━━━━━ Material para procesar

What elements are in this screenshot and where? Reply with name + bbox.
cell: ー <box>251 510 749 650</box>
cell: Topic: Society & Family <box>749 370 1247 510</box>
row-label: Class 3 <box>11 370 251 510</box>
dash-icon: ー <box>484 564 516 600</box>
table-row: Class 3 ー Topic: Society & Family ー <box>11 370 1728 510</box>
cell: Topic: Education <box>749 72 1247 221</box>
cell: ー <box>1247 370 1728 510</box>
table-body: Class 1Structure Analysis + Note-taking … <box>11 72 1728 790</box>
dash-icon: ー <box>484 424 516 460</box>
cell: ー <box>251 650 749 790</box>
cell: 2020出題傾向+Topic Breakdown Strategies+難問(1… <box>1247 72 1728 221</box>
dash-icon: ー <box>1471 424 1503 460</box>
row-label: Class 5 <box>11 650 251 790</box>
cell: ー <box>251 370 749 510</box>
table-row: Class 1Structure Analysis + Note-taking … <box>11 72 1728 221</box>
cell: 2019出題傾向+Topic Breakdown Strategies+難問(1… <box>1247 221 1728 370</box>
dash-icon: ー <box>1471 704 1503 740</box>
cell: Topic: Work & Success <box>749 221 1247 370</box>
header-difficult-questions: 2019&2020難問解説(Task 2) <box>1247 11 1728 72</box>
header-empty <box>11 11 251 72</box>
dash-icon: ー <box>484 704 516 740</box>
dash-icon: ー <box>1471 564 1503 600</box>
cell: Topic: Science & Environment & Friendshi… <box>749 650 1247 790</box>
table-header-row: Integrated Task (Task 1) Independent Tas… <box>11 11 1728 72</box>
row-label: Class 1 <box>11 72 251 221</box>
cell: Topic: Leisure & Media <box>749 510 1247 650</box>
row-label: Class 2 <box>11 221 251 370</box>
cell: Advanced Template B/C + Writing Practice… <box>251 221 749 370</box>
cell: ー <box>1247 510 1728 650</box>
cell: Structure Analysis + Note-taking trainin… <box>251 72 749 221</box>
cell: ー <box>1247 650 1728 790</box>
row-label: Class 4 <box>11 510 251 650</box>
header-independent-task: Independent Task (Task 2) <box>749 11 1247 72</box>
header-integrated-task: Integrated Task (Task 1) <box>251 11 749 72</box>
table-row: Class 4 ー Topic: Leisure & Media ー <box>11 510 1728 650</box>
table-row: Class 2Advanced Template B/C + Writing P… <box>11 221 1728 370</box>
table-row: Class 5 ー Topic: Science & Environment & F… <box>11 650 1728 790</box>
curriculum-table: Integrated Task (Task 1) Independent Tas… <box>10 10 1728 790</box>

━━━━━━━━━━

• [Problema breve]: Reproduce sin ningún cambio cada una de las líneas del material anterior, de la primera a la última.

• [Resultado del ejercicio]:
What elements are in this screenshot and where? Reply with name + bbox.
cell: ー <box>251 510 749 650</box>
cell: Topic: Society & Family <box>749 370 1247 510</box>
row-label: Class 3 <box>11 370 251 510</box>
dash-icon: ー <box>484 564 516 600</box>
table-row: Class 3 ー Topic: Society & Family ー <box>11 370 1728 510</box>
cell: Topic: Education <box>749 72 1247 221</box>
cell: ー <box>1247 370 1728 510</box>
table-body: Class 1Structure Analysis + Note-taking … <box>11 72 1728 790</box>
dash-icon: ー <box>484 424 516 460</box>
cell: ー <box>251 650 749 790</box>
cell: 2020出題傾向+Topic Breakdown Strategies+難問(1… <box>1247 72 1728 221</box>
dash-icon: ー <box>1471 424 1503 460</box>
row-label: Class 5 <box>11 650 251 790</box>
cell: ー <box>251 370 749 510</box>
table-row: Class 1Structure Analysis + Note-taking … <box>11 72 1728 221</box>
cell: 2019出題傾向+Topic Breakdown Strategies+難問(1… <box>1247 221 1728 370</box>
dash-icon: ー <box>1471 704 1503 740</box>
cell: Topic: Work & Success <box>749 221 1247 370</box>
header-difficult-questions: 2019&2020難問解説(Task 2) <box>1247 11 1728 72</box>
header-empty <box>11 11 251 72</box>
dash-icon: ー <box>484 704 516 740</box>
dash-icon: ー <box>1471 564 1503 600</box>
cell: Topic: Science & Environment & Friendshi… <box>749 650 1247 790</box>
table-header-row: Integrated Task (Task 1) Independent Tas… <box>11 11 1728 72</box>
row-label: Class 1 <box>11 72 251 221</box>
cell: Topic: Leisure & Media <box>749 510 1247 650</box>
row-label: Class 2 <box>11 221 251 370</box>
cell: Advanced Template B/C + Writing Practice… <box>251 221 749 370</box>
cell: ー <box>1247 510 1728 650</box>
cell: Structure Analysis + Note-taking trainin… <box>251 72 749 221</box>
cell: ー <box>1247 650 1728 790</box>
row-label: Class 4 <box>11 510 251 650</box>
header-independent-task: Independent Task (Task 2) <box>749 11 1247 72</box>
header-integrated-task: Integrated Task (Task 1) <box>251 11 749 72</box>
table-row: Class 4 ー Topic: Leisure & Media ー <box>11 510 1728 650</box>
table-row: Class 2Advanced Template B/C + Writing P… <box>11 221 1728 370</box>
table-row: Class 5 ー Topic: Science & Environment & F… <box>11 650 1728 790</box>
curriculum-table: Integrated Task (Task 1) Independent Tas… <box>10 10 1728 790</box>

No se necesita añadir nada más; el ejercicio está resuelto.